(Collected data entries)
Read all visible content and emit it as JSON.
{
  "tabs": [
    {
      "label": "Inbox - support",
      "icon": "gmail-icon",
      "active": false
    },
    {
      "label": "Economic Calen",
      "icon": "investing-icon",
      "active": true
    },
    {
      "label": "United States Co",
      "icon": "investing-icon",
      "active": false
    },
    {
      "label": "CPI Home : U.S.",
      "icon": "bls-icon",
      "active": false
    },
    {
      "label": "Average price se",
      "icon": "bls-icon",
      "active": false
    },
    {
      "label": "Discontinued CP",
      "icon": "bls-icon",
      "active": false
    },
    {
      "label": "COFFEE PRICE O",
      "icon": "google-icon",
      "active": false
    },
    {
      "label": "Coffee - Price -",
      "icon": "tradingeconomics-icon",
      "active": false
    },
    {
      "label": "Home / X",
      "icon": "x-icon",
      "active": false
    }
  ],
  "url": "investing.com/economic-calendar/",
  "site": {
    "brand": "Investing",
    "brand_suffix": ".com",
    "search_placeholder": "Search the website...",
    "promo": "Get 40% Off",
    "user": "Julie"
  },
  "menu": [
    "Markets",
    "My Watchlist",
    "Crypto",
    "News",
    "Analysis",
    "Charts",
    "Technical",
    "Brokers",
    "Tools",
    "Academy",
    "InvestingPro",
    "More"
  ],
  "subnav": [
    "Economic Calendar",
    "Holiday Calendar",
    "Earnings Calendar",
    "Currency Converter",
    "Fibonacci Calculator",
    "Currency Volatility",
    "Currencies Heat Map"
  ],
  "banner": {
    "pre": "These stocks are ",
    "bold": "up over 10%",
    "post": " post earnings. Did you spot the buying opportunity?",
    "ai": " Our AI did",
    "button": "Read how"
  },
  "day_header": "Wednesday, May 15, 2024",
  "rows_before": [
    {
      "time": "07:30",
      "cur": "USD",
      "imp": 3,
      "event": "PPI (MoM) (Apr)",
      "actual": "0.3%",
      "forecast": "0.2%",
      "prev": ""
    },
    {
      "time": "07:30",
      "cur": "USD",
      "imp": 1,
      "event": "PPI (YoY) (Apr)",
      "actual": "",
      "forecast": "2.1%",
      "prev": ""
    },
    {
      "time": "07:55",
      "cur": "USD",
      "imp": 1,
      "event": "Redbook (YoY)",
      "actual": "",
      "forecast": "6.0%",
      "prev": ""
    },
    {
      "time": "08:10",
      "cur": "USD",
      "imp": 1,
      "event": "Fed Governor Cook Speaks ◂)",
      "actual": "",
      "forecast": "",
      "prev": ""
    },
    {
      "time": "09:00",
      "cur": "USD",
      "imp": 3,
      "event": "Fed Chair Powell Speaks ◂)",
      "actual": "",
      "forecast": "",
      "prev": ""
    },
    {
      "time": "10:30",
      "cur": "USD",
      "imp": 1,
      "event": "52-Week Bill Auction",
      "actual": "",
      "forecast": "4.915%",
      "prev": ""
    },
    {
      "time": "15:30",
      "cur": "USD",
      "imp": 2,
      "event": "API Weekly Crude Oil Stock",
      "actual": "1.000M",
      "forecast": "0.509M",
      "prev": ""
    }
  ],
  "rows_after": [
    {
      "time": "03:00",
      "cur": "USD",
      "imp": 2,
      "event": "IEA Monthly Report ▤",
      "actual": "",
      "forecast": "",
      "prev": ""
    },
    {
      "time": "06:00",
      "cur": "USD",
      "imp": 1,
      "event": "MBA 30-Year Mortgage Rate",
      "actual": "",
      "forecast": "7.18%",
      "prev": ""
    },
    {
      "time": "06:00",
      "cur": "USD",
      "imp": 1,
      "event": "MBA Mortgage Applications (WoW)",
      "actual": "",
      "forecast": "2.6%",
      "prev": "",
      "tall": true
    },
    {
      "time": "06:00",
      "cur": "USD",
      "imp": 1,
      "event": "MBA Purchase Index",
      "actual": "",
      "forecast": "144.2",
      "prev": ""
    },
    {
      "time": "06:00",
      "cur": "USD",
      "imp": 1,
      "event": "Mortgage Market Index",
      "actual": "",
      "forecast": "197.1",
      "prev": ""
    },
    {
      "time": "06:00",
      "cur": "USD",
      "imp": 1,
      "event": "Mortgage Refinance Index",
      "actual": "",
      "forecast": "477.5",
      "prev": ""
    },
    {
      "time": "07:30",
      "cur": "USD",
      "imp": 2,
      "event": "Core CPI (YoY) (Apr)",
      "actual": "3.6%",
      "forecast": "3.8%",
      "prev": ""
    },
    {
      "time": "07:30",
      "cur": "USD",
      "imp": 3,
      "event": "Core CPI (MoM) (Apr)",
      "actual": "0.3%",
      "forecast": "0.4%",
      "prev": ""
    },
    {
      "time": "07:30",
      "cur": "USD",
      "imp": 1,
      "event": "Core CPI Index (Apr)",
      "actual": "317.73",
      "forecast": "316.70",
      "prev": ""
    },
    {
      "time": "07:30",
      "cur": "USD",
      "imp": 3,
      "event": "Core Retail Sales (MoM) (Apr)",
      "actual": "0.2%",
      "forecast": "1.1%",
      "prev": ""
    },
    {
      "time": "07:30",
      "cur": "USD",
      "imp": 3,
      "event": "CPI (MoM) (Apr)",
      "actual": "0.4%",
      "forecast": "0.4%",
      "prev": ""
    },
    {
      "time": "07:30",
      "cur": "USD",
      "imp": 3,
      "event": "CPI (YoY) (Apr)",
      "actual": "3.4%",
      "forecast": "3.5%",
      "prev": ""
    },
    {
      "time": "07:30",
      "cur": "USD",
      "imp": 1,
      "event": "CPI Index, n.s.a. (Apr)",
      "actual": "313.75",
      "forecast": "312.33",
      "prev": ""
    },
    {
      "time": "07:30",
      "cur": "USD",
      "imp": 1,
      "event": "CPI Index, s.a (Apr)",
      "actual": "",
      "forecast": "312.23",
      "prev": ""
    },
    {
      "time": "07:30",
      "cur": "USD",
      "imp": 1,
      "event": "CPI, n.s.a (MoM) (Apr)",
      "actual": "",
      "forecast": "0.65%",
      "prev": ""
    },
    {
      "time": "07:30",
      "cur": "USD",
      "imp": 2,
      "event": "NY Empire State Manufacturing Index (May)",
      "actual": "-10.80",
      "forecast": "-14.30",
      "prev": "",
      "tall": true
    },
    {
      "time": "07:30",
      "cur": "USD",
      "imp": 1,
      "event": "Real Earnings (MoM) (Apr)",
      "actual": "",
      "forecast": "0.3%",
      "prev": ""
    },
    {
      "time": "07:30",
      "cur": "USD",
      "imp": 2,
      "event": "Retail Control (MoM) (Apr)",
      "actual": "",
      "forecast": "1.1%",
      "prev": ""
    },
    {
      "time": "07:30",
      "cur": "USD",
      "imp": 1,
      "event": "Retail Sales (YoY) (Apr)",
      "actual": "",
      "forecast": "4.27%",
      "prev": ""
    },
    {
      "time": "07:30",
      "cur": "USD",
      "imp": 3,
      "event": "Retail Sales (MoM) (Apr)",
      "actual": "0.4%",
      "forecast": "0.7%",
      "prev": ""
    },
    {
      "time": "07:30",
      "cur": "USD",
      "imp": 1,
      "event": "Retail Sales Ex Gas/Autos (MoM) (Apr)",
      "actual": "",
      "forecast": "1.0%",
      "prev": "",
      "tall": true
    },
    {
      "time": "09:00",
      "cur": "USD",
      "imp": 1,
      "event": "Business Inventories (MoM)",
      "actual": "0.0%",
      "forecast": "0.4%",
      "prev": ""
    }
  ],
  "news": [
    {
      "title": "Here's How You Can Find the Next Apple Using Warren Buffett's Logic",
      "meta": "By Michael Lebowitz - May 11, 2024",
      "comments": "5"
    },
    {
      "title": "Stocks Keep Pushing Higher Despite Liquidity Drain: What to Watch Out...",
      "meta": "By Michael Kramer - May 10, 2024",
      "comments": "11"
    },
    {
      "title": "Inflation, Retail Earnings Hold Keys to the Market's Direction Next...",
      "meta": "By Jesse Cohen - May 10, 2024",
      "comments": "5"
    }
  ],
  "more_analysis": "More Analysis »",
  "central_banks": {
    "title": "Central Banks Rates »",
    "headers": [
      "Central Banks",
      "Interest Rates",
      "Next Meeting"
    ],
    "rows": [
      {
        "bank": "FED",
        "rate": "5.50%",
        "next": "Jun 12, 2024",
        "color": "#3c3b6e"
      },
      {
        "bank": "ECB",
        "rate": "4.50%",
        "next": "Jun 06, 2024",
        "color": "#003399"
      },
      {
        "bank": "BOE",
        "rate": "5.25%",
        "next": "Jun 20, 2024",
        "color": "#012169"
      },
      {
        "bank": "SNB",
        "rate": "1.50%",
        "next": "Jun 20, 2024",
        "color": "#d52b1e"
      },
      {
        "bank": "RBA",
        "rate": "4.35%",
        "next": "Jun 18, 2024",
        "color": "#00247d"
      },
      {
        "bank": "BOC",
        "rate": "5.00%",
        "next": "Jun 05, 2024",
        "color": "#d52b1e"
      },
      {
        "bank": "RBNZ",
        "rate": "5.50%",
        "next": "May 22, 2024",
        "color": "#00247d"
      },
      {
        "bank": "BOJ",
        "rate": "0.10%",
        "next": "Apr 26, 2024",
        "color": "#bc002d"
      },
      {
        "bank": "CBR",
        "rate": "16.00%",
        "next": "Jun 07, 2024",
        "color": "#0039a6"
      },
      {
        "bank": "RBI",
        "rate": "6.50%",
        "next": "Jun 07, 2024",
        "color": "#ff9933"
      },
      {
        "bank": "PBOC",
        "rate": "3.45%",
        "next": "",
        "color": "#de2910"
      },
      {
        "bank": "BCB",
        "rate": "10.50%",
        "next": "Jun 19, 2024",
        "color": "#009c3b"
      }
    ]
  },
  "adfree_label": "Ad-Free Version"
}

What to produce:
Copy each line of the listing that holds the word "Index".

Reply to the task:
      "event": "MBA Purchase Index",
      "event": "Mortgage Market Index",
      "event": "Mortgage Refinance Index",
      "event": "Core CPI Index (Apr)",
      "event": "CPI Index, n.s.a. (Apr)",
      "event": "CPI Index, s.a (Apr)",
      "event": "NY Empire State Manufacturing Index (May)",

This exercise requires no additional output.